Find each line holding the word "content" and give the total alone.

__________

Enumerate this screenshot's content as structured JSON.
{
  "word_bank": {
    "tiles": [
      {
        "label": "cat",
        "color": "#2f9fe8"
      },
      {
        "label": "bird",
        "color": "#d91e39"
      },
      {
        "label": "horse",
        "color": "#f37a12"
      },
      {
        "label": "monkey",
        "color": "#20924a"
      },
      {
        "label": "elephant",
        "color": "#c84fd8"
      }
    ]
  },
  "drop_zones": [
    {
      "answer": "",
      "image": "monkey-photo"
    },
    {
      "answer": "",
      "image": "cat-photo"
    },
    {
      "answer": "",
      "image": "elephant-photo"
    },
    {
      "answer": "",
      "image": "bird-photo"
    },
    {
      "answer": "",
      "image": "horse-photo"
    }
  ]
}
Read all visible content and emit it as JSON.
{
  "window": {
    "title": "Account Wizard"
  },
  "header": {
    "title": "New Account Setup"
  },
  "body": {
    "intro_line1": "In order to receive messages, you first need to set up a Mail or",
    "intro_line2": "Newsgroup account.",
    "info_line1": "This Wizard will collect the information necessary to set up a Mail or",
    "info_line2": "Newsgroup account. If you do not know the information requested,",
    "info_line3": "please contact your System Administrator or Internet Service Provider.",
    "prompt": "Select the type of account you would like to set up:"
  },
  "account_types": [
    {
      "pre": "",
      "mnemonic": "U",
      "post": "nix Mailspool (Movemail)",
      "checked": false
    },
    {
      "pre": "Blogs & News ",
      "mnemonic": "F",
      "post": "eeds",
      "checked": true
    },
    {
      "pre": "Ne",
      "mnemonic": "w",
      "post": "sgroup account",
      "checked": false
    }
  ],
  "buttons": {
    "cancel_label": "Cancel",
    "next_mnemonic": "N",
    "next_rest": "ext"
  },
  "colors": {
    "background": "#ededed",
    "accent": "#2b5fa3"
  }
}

__________

__ANSWER TO THE PROBLEM__.
2